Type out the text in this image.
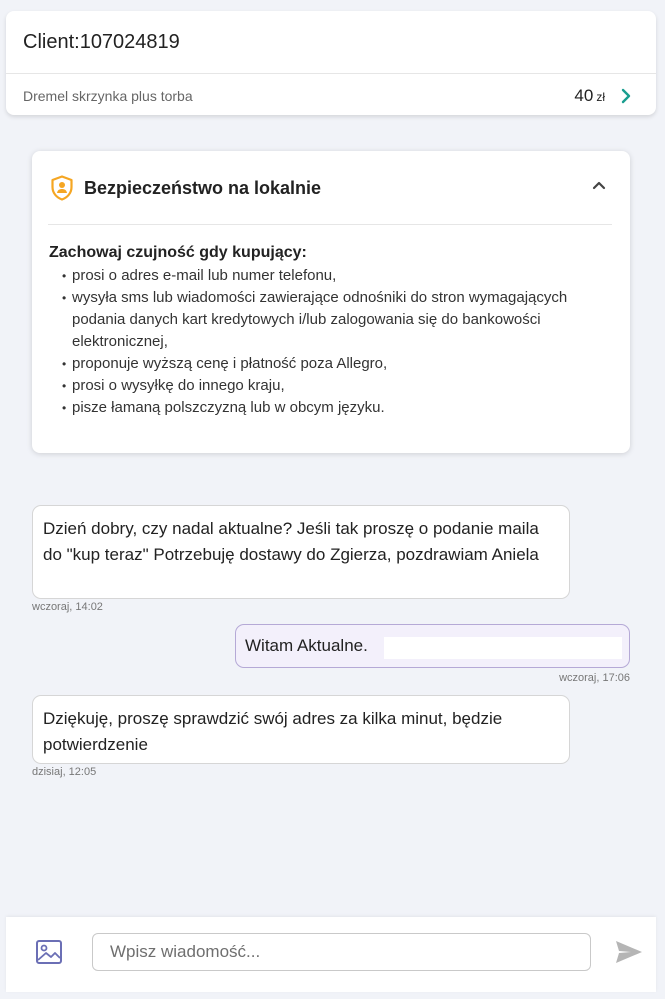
Client:107024819
Dremel skrzynka plus torba	40 zł
Bezpieczeństwo na lokalnie
Zachowaj czujność gdy kupujący:
• prosi o adres e-mail lub numer telefonu,
• wysyła sms lub wiadomości zawierające odnośniki do stron wymagających podania danych kart kredytowych i/lub zalogowania się do bankowości elektronicznej,
• proponuje wyższą cenę i płatność poza Allegro,
• prosi o wysyłkę do innego kraju,
• pisze łamaną polszczyzną lub w obcym języku.
Dzień dobry, czy nadal aktualne? Jeśli tak proszę o podanie maila do "kup teraz" Potrzebuję dostawy do Zgierza, pozdrawiam Aniela
wczoraj, 14:02
Witam Aktualne.
wczoraj, 17:06
Dziękuję, proszę sprawdzić swój adres za kilka minut, będzie potwierdzenie
dzisiaj, 12:05
Wpisz wiadomość...
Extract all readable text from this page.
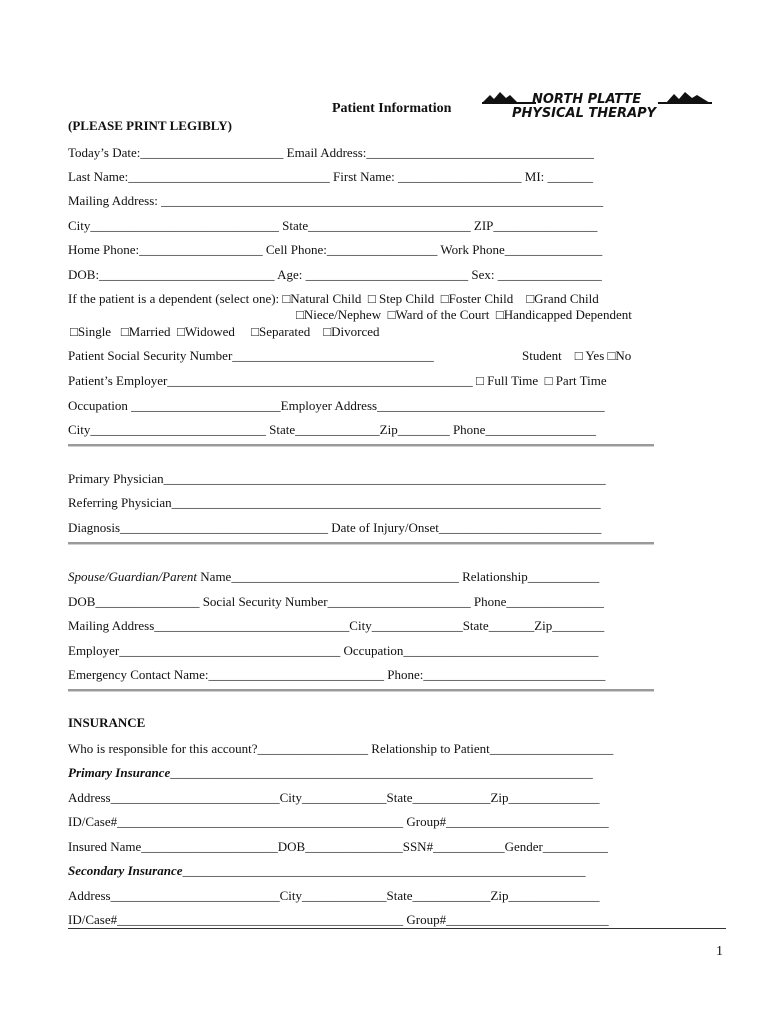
Patient Information
(PLEASE PRINT LEGIBLY)
NORTH PLATTE
PHYSICAL THERAPY
Today’s Date:______________________ Email Address:___________________________________
Last Name:_______________________________ First Name: ___________________ MI: _______
Mailing Address: ____________________________________________________________________
City_____________________________ State_________________________ ZIP________________
Home Phone:___________________ Cell Phone:_________________ Work Phone_______________
DOB:___________________________ Age: _________________________ Sex: ________________
If the patient is a dependent (select one): □Natural Child  □ Step Child  □Foster Child    □Grand Child
□Niece/Nephew  □Ward of the Court  □Handicapped Dependent
□Single   □Married  □Widowed     □Separated    □Divorced
Patient Social Security Number_______________________________	Student    □ Yes □No
Patient’s Employer_______________________________________________ □ Full Time  □ Part Time
Occupation _______________________Employer Address___________________________________
City___________________________ State_____________Zip________ Phone_________________
Primary Physician____________________________________________________________________
Referring Physician__________________________________________________________________
Diagnosis________________________________ Date of Injury/Onset_________________________
Spouse/Guardian/Parent Name___________________________________ Relationship___________
DOB________________ Social Security Number______________________ Phone_______________
Mailing Address______________________________City______________State_______Zip________
Employer__________________________________ Occupation______________________________
Emergency Contact Name:___________________________ Phone:____________________________
INSURANCE
Who is responsible for this account?_________________ Relationship to Patient___________________
Primary Insurance_________________________________________________________________
Address__________________________City_____________State____________Zip______________
ID/Case#____________________________________________ Group#_________________________
Insured Name_____________________DOB_______________SSN#___________Gender__________
Secondary Insurance______________________________________________________________
Address__________________________City_____________State____________Zip______________
ID/Case#____________________________________________ Group#_________________________
1
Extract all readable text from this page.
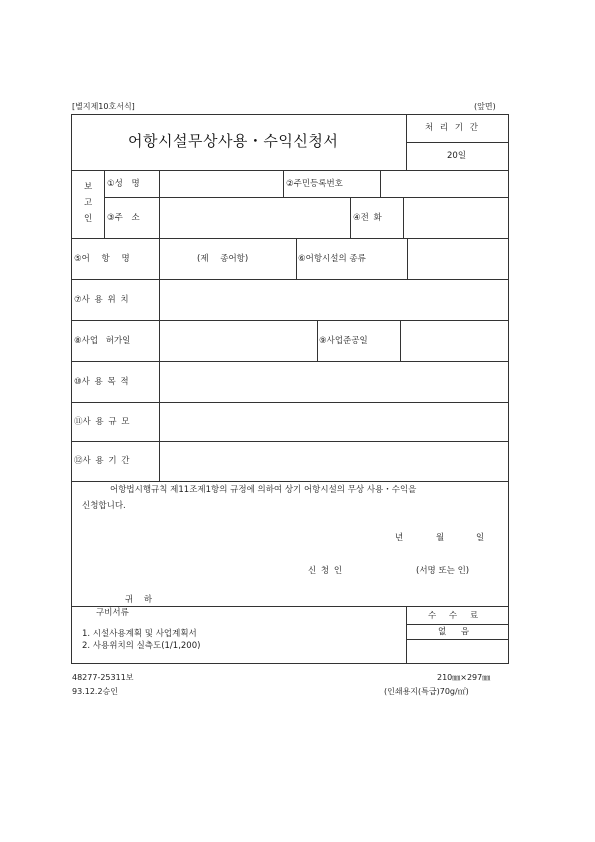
[별지제10호서식]	(앞면)
어항시설무상사용・수익신청서
처 리 기 간
20일
보
고
인
①성 명	②주민등록번호
③주 소	④전 화
⑤어 항 명	(제 종어항)	⑥어항시설의 종류
⑦사 용 위 치
⑧사업 허가일	⑨사업준공일
⑩사 용 목 적
⑪사 용 규 모
⑫사 용 기 간
어항법시행규칙 제11조제1항의 규정에 의하여 상기 어항시설의 무상 사용・수익을
신청합니다.
년	월	일
신 청 인	(서명 또는 인)
귀 하
구비서류
1. 시설사용계획 및 사업계획서
2. 사용위치의 실측도(1/1,200)
수 수 료
없 음
48277-25311보
93.12.2승인
210㎜×297㎜
(인쇄용지(특급)70g/㎡)
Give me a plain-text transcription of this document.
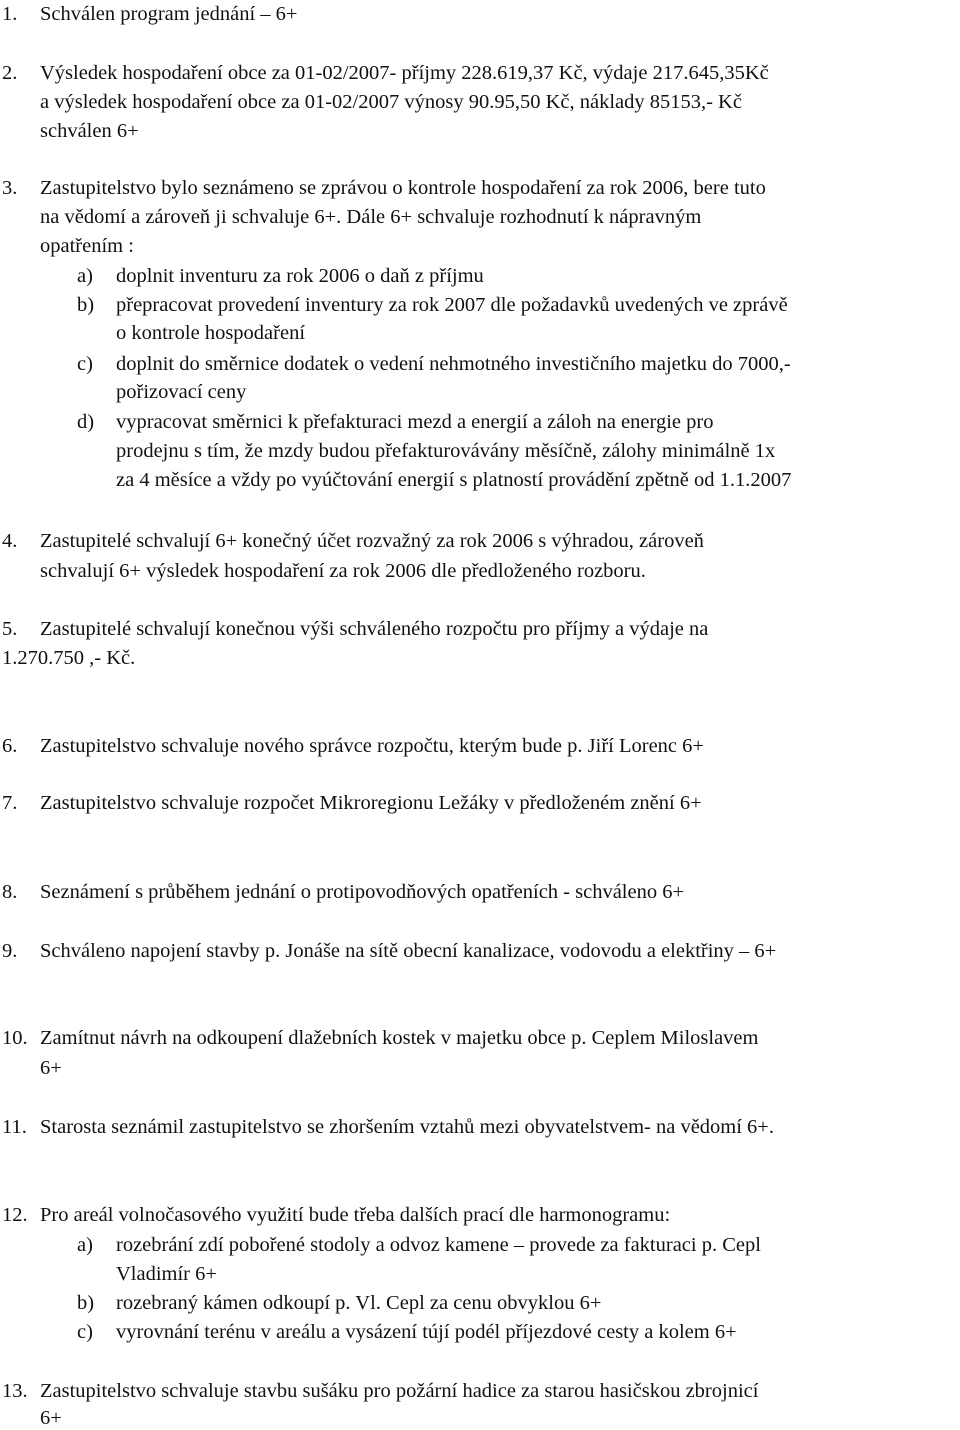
1. Schválen program jednání – 6+
2. Výsledek hospodaření obce za 01-02/2007- příjmy 228.619,37 Kč, výdaje 217.645,35Kč
a výsledek hospodaření obce za 01-02/2007 výnosy 90.95,50 Kč, náklady 85153,- Kč
schválen 6+
3. Zastupitelstvo bylo seznámeno se zprávou o kontrole hospodaření za rok 2006, bere tuto
na vědomí a zároveň ji schvaluje 6+. Dále 6+ schvaluje rozhodnutí k nápravným
opatřením :
a) doplnit inventuru za rok 2006 o daň z příjmu
b) přepracovat provedení inventury za rok 2007 dle požadavků uvedených ve zprávě
o kontrole hospodaření
c) doplnit do směrnice dodatek o vedení nehmotného investičního majetku do 7000,-
pořizovací ceny
d) vypracovat směrnici k přefakturaci mezd a energií a záloh na energie pro
prodejnu s tím, že mzdy budou přefakturovávány měsíčně, zálohy minimálně 1x
za 4 měsíce a vždy po vyúčtování energií s platností provádění zpětně od 1.1.2007
4. Zastupitelé schvalují 6+ konečný účet rozvažný za rok 2006 s výhradou, zároveň
schvalují 6+ výsledek hospodaření za rok 2006 dle předloženého rozboru.
5. Zastupitelé schvalují konečnou výši schváleného rozpočtu pro příjmy a výdaje na
1.270.750 ,- Kč.
6. Zastupitelstvo schvaluje nového správce rozpočtu, kterým bude p. Jiří Lorenc 6+
7. Zastupitelstvo schvaluje rozpočet Mikroregionu Ležáky v předloženém znění 6+
8. Seznámení s průběhem jednání o protipovodňových opatřeních - schváleno 6+
9. Schváleno napojení stavby p. Jonáše na sítě obecní kanalizace, vodovodu a elektřiny – 6+
10. Zamítnut návrh na odkoupení dlažebních kostek v majetku obce p. Ceplem Miloslavem
6+
11. Starosta seznámil zastupitelstvo se zhoršením vztahů mezi obyvatelstvem- na vědomí 6+.
12. Pro areál volnočasového využití bude třeba dalších prací dle harmonogramu:
a) rozebrání zdí pobořené stodoly a odvoz kamene – provede za fakturaci p. Cepl
Vladimír 6+
b) rozebraný kámen odkoupí p. Vl. Cepl za cenu obvyklou 6+
c) vyrovnání terénu v areálu a vysázení tújí podél příjezdové cesty a kolem 6+
13. Zastupitelstvo schvaluje stavbu sušáku pro požární hadice za starou hasičskou zbrojnicí
6+
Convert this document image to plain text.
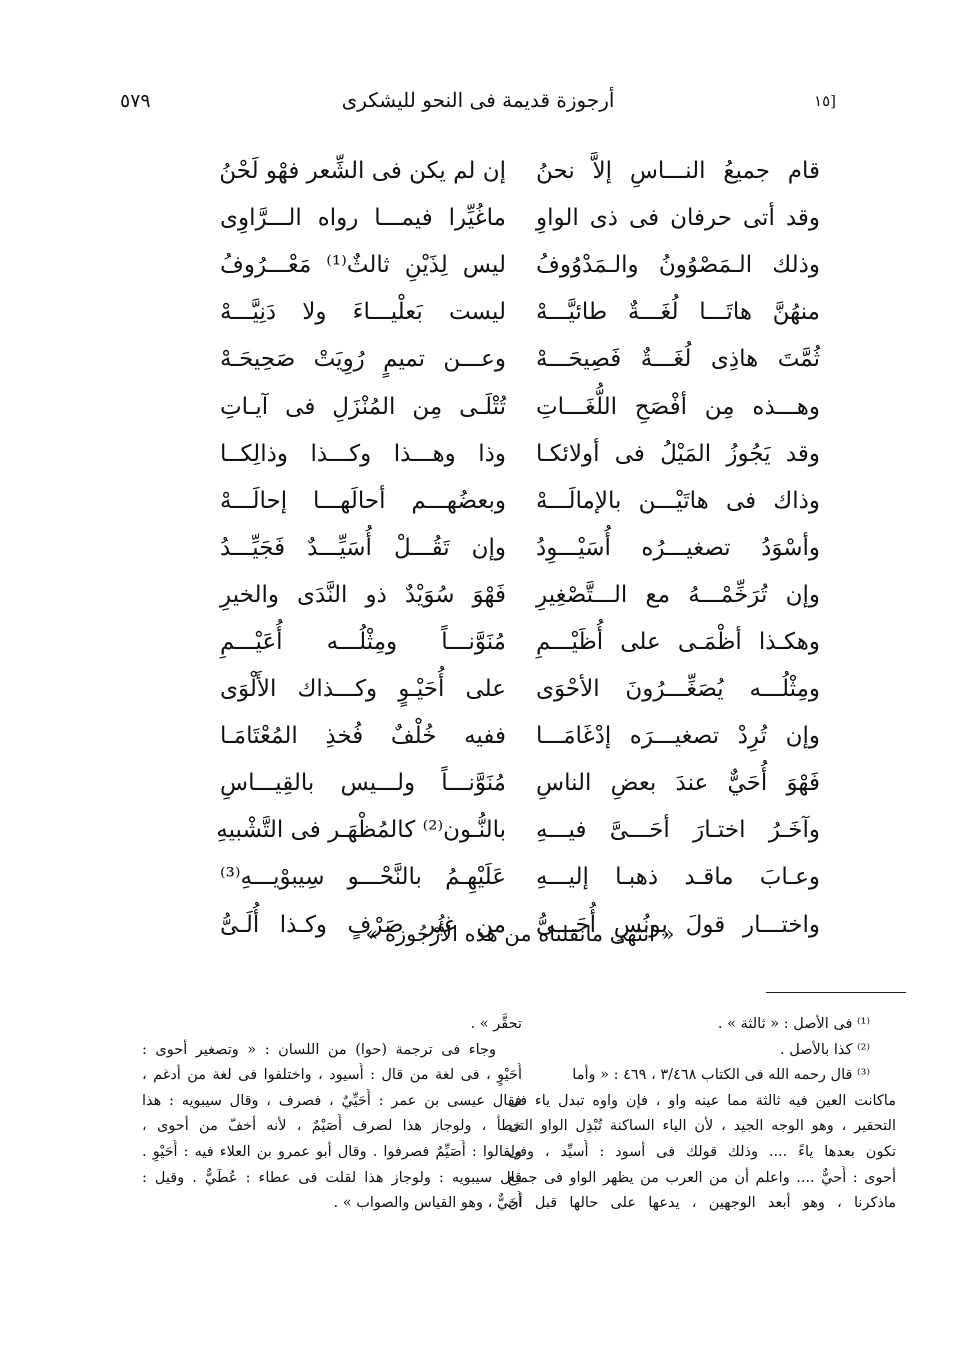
[١٥
أرجوزة قديمة فى النحو لليشكرى
٥٧٩
قام جميعُ النـــاسِ إلاَّ نحنُ
إن لم يكن فى الشِّعر فهْو لَحْنُ
وقد أتى حرفان فى ذى الواوِ
ماغُيِّرا فيمـــا رواه الـــرَّاوِى
وذلك الـمَصْوُونُ والـمَدْوُوفُ
ليس لِذَيْنِ ثالثٌ⁽¹⁾ مَعْـــرُوفُ
منهُنَّ هاتَـــا لُغَـــةٌ طائيَّـــهْ
ليست بَعلْيـــاءَ ولا دَنِيَّـــهْ
ثُمَّتَ هاذِى لُغَـــةٌ فَصِيحَـــهْ
وعـــن تميمٍ رُوِيَتْ صَحِيحَـهْ
وهـــذه مِن أفْصَحِ اللُّغَـــاتِ
تُتْلَـى مِن المُنْزَلِ فى آيـاتِ
وقد يَجُوزُ المَيْلُ فى أولائكـا
وذا وهـــذا وكـــذا وذالِكــا
وذاك فى هاتَيْـــن بالإمالَـــهْ
وبعضُهـــم أحالَهـــا إحالَـــهْ
وأسْوَدُ تصغيـــرُه أُسَيْـــوِدُ
وإن تَقُـــلْ أُسَيِّـــدٌ فَجَيِّـــدُ
وإن تُرَخِّمْـــهُ مع الـــتَّصْغِيرِ
فَهْوَ سُوَيْدٌ ذو النَّدَى والخيرِ
وهكـذا أظْمَـى على أُظَيْـــمِ
مُنَوَّنـــاً ومِثْلُـــه أُعَيْـــمِ
ومِثْلُـــه يُصَغِّـــرُونَ الأحْوَى
على أُحَيْـوٍ وكـــذاك الأَلْوَى
وإن تُرِدْ تصغيـــرَه إدْغَامَـــا
ففيه خُلْفٌ فُخذِ المُعْتَامَـا
فَهْوَ أُحَيٌّ عندَ بعضِ الناسِ
مُنَوَّنـــاً ولـــيس بالقِيـــاسِ
وآخَـرُ اختـارَ أحَـــىَّ فيـــهِ
بالنُّـون⁽²⁾ كالمُظْهَـر فى التَّشْبيهِ
وعـابَ ماقـد ذهبـا إليـــهِ
عَلَيْهِـمُ بالنَّحْـــو سِيبوْيـــهِ⁽³⁾
واختـــار قولَ يونُسٍ أُحَـــىُّ
من غير صَرْفٍ وكـذا أُلَـىُّ
« انتهى مانقلناه من هذه الأُرْجُوزة »
⁽¹⁾ فى الأصل : « ثالثة » .
⁽²⁾ كذا بالأصل .
⁽³⁾ قال رحمه الله فى الكتاب ٣/٤٦٨ ، ٤٦٩ : « وأما
ماكانت العين فيه ثالثة مما عينه واو ، فإن واوه تبدل ياء فى
التحقير ، وهو الوجه الجيد ، لأن الياء الساكنة تُبْدِل الواو التى
تكون بعدها ياءً .... وذلك قولك فى أسود : أُسيِّد ، وفى
أحوى : أُحيٌّ .... واعلم أن من العرب من يظهر الواو فى جميع
ماذكرنا ، وهو أبعد الوجهين ، يدعها على حالها قبل أن
تحقَّر » .
وجاء فى ترجمة (حوا) من اللسان : « وتصغير أحوى :
أُحَيْوٍ ، فى لغة من قال : أُسيود ، واختلفوا فى لغة من أدغم ،
فقال عيسى بن عمر : أُحَيِّيٌ ، فصرف ، وقال سيبويه : هذا
خطأٌ ، ولوجاز هذا لصرف أُصَيْمٌ ، لأنه أخفّ من أحوى ،
ولقالوا : أُصَيِّمٌ فصرفوا . وقال أبو عمرو بن العلاء فيه : أُحَيْوِ .
قال سيبويه : ولوجاز هذا لقلت فى عطاء : عُطَيٌّ . وقيل :
أُحَيٌّ ، وهو القياس والصواب » .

» **EXERCISE**
Find every line in the records above that contains the word "بالن", and copy each one.

» **RESULT FOR THIS TASK**
بالنُّـون⁽²⁾ كالمُظْهَـر فى التَّشْبيهِ
عَلَيْهِـمُ بالنَّحْـــو سِيبوْيـــهِ⁽³⁾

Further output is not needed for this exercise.